• **INSTRUCTIONS FOR THE TASK**: How many lines in the records below contain the word "elements"? Reply with the number only.

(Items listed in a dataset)
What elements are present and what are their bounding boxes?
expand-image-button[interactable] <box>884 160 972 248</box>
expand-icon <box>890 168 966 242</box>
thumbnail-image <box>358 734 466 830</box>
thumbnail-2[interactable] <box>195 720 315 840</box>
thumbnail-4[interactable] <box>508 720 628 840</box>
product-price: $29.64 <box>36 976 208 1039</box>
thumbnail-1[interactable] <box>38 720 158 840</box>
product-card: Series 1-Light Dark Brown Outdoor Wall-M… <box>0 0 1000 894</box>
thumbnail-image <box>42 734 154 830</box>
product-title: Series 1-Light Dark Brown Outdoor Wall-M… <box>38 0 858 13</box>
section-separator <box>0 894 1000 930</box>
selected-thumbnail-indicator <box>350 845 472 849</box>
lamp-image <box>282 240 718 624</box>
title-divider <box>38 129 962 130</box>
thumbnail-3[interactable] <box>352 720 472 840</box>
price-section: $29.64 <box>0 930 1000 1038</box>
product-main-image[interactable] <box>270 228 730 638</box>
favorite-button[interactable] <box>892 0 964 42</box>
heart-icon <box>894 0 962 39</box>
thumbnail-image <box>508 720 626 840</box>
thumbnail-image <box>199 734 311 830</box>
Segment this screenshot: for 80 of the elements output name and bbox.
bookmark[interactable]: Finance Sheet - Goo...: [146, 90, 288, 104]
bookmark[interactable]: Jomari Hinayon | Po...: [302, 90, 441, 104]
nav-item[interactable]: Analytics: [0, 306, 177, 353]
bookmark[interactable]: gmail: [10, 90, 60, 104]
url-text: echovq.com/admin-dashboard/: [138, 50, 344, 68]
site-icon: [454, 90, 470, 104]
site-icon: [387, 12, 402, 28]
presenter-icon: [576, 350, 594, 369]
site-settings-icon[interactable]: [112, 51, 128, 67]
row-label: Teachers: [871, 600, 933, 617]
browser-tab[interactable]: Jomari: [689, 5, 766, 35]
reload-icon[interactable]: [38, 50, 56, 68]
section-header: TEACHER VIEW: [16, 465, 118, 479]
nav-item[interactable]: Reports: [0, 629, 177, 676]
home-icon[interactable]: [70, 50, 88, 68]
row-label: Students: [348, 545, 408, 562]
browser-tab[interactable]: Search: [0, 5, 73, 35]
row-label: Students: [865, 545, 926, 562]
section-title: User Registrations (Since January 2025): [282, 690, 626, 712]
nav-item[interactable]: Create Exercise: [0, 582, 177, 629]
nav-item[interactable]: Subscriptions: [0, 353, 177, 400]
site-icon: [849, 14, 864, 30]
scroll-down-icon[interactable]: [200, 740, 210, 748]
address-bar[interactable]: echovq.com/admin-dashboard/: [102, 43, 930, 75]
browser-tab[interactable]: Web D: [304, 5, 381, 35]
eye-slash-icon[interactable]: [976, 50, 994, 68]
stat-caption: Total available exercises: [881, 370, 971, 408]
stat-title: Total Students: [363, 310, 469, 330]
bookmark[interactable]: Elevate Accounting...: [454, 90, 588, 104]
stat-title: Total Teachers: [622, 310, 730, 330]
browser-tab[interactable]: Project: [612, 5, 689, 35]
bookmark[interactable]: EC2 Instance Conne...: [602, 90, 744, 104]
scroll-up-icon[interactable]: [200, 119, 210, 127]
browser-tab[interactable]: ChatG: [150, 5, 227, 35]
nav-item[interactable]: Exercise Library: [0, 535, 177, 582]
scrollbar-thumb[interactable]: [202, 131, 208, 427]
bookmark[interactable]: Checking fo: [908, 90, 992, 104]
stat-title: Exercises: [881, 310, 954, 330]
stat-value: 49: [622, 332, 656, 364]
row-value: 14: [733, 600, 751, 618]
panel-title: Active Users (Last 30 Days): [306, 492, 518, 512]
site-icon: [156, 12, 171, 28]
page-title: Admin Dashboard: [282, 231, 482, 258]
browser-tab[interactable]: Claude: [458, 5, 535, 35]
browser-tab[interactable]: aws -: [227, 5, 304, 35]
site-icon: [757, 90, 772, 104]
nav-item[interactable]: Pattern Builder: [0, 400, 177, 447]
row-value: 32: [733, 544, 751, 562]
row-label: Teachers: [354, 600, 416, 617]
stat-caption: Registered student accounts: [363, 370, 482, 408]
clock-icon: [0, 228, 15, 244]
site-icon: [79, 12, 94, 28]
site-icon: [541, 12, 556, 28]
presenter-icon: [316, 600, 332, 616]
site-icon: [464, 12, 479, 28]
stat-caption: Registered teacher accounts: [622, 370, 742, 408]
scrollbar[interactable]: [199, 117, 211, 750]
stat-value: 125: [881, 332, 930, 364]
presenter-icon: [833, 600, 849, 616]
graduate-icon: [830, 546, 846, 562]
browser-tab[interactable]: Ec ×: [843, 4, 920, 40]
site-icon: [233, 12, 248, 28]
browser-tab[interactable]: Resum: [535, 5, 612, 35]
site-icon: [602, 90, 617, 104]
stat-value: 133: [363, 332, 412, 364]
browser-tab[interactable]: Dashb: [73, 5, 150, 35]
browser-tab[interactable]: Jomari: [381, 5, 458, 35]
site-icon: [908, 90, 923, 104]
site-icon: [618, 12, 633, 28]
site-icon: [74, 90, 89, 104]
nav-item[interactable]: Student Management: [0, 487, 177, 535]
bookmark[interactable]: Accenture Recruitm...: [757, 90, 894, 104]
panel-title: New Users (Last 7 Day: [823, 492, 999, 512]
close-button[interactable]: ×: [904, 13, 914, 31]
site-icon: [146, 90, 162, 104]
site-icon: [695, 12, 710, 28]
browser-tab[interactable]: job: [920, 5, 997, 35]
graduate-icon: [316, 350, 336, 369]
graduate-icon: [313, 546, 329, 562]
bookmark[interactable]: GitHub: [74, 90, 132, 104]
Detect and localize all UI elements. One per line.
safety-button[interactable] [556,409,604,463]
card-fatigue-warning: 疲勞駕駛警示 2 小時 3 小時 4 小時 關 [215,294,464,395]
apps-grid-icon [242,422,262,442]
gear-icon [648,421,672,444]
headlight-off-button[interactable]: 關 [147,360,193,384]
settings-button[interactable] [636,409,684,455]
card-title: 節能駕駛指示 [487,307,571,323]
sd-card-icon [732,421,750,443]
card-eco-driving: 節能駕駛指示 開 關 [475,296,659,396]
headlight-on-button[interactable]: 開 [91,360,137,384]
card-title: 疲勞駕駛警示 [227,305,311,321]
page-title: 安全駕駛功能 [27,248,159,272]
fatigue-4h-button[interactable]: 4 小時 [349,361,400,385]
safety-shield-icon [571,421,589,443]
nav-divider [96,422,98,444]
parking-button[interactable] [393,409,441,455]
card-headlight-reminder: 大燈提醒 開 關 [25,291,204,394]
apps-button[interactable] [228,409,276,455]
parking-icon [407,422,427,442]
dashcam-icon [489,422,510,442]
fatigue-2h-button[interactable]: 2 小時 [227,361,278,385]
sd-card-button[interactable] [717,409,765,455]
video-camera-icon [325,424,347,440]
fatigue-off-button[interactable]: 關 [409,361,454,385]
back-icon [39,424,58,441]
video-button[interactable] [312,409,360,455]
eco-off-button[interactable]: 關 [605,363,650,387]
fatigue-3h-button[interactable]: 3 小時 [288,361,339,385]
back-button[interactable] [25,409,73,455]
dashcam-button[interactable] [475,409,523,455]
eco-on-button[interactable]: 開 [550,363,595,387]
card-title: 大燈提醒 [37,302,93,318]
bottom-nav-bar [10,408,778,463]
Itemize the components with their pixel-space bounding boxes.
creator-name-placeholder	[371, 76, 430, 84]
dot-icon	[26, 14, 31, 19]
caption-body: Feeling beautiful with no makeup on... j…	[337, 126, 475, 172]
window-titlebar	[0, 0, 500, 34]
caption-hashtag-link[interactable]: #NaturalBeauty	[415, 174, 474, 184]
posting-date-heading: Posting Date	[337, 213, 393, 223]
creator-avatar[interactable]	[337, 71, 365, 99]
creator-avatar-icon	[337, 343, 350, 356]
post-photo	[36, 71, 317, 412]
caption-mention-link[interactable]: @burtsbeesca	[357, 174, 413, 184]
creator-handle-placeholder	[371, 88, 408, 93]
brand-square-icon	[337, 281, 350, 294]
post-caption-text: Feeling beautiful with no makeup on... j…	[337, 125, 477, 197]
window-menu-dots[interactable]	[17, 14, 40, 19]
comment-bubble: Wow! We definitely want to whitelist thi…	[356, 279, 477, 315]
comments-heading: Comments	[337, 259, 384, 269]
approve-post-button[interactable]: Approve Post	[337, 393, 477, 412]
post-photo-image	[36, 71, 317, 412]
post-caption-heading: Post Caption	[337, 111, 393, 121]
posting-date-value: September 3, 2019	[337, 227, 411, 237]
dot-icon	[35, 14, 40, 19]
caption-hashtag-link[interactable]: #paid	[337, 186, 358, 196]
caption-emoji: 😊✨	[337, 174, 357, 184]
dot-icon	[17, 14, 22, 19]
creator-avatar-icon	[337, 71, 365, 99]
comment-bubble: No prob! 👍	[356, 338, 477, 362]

• **RESPONSE TO THIS EXERCISE**: 3